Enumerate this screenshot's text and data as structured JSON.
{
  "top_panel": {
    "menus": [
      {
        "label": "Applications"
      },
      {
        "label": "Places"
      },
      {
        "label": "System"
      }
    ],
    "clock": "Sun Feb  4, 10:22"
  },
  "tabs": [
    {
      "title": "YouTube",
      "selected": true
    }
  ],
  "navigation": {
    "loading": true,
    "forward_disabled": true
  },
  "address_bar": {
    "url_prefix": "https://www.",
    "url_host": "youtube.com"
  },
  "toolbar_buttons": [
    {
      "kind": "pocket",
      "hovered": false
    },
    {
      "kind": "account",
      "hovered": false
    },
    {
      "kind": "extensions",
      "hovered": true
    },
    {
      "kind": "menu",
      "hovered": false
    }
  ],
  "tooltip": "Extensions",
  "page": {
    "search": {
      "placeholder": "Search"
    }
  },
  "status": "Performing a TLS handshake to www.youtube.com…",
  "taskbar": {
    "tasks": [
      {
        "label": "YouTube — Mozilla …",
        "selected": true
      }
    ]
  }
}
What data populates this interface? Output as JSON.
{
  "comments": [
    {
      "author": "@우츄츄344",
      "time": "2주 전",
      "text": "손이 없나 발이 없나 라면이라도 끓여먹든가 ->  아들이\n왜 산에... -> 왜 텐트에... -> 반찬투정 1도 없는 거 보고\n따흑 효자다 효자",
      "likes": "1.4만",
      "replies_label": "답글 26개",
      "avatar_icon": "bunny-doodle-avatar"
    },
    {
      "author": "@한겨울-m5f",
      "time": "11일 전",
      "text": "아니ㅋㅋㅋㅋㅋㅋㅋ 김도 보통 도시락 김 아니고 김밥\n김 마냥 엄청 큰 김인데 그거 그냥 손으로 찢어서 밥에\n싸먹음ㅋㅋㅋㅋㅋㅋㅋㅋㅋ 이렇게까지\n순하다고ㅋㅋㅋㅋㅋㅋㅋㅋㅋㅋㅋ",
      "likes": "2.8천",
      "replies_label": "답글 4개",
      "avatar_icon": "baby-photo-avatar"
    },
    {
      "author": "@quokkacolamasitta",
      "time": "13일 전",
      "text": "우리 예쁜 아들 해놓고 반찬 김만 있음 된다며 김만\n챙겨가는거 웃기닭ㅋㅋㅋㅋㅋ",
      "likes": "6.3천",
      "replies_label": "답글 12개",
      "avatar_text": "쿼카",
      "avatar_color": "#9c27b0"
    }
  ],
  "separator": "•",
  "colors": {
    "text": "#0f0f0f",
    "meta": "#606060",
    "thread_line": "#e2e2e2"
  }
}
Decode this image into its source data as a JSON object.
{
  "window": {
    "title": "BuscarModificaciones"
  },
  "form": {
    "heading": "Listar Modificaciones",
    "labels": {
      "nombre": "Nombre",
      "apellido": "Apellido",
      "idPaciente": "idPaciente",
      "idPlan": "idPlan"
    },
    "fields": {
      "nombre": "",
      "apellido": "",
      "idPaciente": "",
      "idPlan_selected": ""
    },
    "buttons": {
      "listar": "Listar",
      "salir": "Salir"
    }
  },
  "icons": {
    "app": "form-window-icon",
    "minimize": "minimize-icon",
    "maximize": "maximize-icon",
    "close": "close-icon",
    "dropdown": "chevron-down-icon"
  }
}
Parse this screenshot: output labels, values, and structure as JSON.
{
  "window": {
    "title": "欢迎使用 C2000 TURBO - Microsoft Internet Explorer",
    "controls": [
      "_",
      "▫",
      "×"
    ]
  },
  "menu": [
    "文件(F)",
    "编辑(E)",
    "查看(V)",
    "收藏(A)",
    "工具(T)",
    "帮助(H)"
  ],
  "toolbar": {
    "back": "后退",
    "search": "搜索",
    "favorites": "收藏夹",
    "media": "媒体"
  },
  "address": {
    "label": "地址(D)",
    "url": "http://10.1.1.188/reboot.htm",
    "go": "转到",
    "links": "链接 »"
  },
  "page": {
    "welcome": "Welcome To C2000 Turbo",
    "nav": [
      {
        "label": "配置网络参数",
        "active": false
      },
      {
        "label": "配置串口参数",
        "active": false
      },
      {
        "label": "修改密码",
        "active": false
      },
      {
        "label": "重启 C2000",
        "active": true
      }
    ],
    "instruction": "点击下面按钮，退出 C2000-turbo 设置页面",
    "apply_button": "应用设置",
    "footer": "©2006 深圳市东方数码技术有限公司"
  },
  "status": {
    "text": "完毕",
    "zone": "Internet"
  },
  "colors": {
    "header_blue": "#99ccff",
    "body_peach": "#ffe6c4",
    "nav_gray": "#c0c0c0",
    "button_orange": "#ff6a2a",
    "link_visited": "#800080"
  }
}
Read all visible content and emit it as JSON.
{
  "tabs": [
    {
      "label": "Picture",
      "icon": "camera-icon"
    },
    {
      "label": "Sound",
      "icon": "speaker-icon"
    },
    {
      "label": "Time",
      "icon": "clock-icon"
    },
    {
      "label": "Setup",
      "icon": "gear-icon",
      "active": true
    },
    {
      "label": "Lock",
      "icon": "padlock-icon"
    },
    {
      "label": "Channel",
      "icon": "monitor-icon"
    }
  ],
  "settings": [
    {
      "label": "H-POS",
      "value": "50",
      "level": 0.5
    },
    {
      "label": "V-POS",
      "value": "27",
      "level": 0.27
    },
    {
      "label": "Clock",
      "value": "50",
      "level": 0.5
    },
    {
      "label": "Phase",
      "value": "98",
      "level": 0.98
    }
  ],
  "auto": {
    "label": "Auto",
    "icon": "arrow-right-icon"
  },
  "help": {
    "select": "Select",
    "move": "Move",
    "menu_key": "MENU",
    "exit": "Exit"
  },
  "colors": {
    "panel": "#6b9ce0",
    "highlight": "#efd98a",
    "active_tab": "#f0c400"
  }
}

◇ ◇ ◇

THE EXERCISE = Gather every line from the entries above where the word "title" appears, and copy them.

WRITTEN ANSWER =
      "title": "YouTube",
    "title": "BuscarModificaciones"
    "title": "欢迎使用 C2000 TURBO - Microsoft Internet Explorer",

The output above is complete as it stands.